Write out the records below once more, exactly as they stand.
+===+
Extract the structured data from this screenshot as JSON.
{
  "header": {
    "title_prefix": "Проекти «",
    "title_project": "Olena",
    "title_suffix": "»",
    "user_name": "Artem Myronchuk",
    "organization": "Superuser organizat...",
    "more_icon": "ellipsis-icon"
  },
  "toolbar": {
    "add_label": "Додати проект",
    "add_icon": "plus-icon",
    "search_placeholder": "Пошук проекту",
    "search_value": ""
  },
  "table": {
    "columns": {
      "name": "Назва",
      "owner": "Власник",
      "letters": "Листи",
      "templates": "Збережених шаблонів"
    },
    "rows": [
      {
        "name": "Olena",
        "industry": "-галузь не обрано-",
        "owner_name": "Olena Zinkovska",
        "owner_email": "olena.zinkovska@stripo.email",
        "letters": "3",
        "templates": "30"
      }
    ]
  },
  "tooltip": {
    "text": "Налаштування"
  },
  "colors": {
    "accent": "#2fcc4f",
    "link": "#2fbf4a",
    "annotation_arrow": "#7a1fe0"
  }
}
+===+
### Response to this task
Extract the structured data from this screenshot as JSON.
{
  "header": {
    "title_prefix": "Проекти «",
    "title_project": "Olena",
    "title_suffix": "»",
    "user_name": "Artem Myronchuk",
    "organization": "Superuser organizat...",
    "more_icon": "ellipsis-icon"
  },
  "toolbar": {
    "add_label": "Додати проект",
    "add_icon": "plus-icon",
    "search_placeholder": "Пошук проекту",
    "search_value": ""
  },
  "table": {
    "columns": {
      "name": "Назва",
      "owner": "Власник",
      "letters": "Листи",
      "templates": "Збережених шаблонів"
    },
    "rows": [
      {
        "name": "Olena",
        "industry": "-галузь не обрано-",
        "owner_name": "Olena Zinkovska",
        "owner_email": "olena.zinkovska@stripo.email",
        "letters": "3",
        "templates": "30"
      }
    ]
  },
  "tooltip": {
    "text": "Налаштування"
  },
  "colors": {
    "accent": "#2fcc4f",
    "link": "#2fbf4a",
    "annotation_arrow": "#7a1fe0"
  }
}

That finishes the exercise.